— Start Entries shown —

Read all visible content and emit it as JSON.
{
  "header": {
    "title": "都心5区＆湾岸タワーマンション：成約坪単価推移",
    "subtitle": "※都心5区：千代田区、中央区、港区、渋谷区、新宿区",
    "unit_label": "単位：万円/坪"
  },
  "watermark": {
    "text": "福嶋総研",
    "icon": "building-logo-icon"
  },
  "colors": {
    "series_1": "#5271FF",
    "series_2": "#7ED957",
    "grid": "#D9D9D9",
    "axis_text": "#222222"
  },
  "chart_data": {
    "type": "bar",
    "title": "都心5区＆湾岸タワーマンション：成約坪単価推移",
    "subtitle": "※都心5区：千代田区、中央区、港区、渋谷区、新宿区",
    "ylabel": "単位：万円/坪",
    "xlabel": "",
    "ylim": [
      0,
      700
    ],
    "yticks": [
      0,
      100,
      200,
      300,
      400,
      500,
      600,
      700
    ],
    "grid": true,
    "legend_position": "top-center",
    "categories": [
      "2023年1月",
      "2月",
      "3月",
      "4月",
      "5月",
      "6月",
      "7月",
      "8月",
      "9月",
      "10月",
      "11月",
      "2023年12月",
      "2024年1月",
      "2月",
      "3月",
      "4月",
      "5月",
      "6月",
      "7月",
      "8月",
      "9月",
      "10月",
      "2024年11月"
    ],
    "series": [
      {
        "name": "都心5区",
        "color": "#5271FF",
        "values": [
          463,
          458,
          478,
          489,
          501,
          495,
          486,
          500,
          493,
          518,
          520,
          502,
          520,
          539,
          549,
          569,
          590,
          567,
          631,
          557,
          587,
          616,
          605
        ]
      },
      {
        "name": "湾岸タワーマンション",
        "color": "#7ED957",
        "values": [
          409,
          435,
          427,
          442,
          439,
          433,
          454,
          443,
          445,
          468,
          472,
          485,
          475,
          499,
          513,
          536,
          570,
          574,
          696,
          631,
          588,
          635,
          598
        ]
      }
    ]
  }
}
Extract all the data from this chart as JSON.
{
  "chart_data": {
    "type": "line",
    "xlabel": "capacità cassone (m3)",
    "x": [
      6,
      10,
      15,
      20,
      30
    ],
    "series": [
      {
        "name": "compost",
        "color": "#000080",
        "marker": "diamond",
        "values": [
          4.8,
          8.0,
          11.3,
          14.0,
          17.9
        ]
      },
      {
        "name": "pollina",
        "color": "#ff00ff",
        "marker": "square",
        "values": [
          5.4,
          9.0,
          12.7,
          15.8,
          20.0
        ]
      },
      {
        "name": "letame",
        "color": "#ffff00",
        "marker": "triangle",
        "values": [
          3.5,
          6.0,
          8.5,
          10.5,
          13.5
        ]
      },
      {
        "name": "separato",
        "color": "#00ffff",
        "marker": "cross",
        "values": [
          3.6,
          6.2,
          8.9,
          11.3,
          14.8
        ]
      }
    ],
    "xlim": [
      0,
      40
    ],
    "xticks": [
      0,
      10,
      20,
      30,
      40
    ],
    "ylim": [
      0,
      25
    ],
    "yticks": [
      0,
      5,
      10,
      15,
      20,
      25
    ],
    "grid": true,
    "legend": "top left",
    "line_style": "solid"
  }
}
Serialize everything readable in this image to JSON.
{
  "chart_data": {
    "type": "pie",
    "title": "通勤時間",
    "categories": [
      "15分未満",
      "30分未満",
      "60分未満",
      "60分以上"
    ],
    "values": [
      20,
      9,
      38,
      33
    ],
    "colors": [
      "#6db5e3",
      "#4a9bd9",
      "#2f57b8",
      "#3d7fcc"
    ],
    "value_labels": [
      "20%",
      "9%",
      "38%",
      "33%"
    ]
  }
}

— End Entries shown —

▶ _Written exercise_
Go through the records above and set each one down exactly, please.

▶ _Task output_
Read all visible content and emit it as JSON.
{
  "header": {
    "title": "都心5区＆湾岸タワーマンション：成約坪単価推移",
    "subtitle": "※都心5区：千代田区、中央区、港区、渋谷区、新宿区",
    "unit_label": "単位：万円/坪"
  },
  "watermark": {
    "text": "福嶋総研",
    "icon": "building-logo-icon"
  },
  "colors": {
    "series_1": "#5271FF",
    "series_2": "#7ED957",
    "grid": "#D9D9D9",
    "axis_text": "#222222"
  },
  "chart_data": {
    "type": "bar",
    "title": "都心5区＆湾岸タワーマンション：成約坪単価推移",
    "subtitle": "※都心5区：千代田区、中央区、港区、渋谷区、新宿区",
    "ylabel": "単位：万円/坪",
    "xlabel": "",
    "ylim": [
      0,
      700
    ],
    "yticks": [
      0,
      100,
      200,
      300,
      400,
      500,
      600,
      700
    ],
    "grid": true,
    "legend_position": "top-center",
    "categories": [
      "2023年1月",
      "2月",
      "3月",
      "4月",
      "5月",
      "6月",
      "7月",
      "8月",
      "9月",
      "10月",
      "11月",
      "2023年12月",
      "2024年1月",
      "2月",
      "3月",
      "4月",
      "5月",
      "6月",
      "7月",
      "8月",
      "9月",
      "10月",
      "2024年11月"
    ],
    "series": [
      {
        "name": "都心5区",
        "color": "#5271FF",
        "values": [
          463,
          458,
          478,
          489,
          501,
          495,
          486,
          500,
          493,
          518,
          520,
          502,
          520,
          539,
          549,
          569,
          590,
          567,
          631,
          557,
          587,
          616,
          605
        ]
      },
      {
        "name": "湾岸タワーマンション",
        "color": "#7ED957",
        "values": [
          409,
          435,
          427,
          442,
          439,
          433,
          454,
          443,
          445,
          468,
          472,
          485,
          475,
          499,
          513,
          536,
          570,
          574,
          696,
          631,
          588,
          635,
          598
        ]
      }
    ]
  }
}
Extract all the data from this chart as JSON.
{
  "chart_data": {
    "type": "line",
    "xlabel": "capacità cassone (m3)",
    "x": [
      6,
      10,
      15,
      20,
      30
    ],
    "series": [
      {
        "name": "compost",
        "color": "#000080",
        "marker": "diamond",
        "values": [
          4.8,
          8.0,
          11.3,
          14.0,
          17.9
        ]
      },
      {
        "name": "pollina",
        "color": "#ff00ff",
        "marker": "square",
        "values": [
          5.4,
          9.0,
          12.7,
          15.8,
          20.0
        ]
      },
      {
        "name": "letame",
        "color": "#ffff00",
        "marker": "triangle",
        "values": [
          3.5,
          6.0,
          8.5,
          10.5,
          13.5
        ]
      },
      {
        "name": "separato",
        "color": "#00ffff",
        "marker": "cross",
        "values": [
          3.6,
          6.2,
          8.9,
          11.3,
          14.8
        ]
      }
    ],
    "xlim": [
      0,
      40
    ],
    "xticks": [
      0,
      10,
      20,
      30,
      40
    ],
    "ylim": [
      0,
      25
    ],
    "yticks": [
      0,
      5,
      10,
      15,
      20,
      25
    ],
    "grid": true,
    "legend": "top left",
    "line_style": "solid"
  }
}
Serialize everything readable in this image to JSON.
{
  "chart_data": {
    "type": "pie",
    "title": "通勤時間",
    "categories": [
      "15分未満",
      "30分未満",
      "60分未満",
      "60分以上"
    ],
    "values": [
      20,
      9,
      38,
      33
    ],
    "colors": [
      "#6db5e3",
      "#4a9bd9",
      "#2f57b8",
      "#3d7fcc"
    ],
    "value_labels": [
      "20%",
      "9%",
      "38%",
      "33%"
    ]
  }
}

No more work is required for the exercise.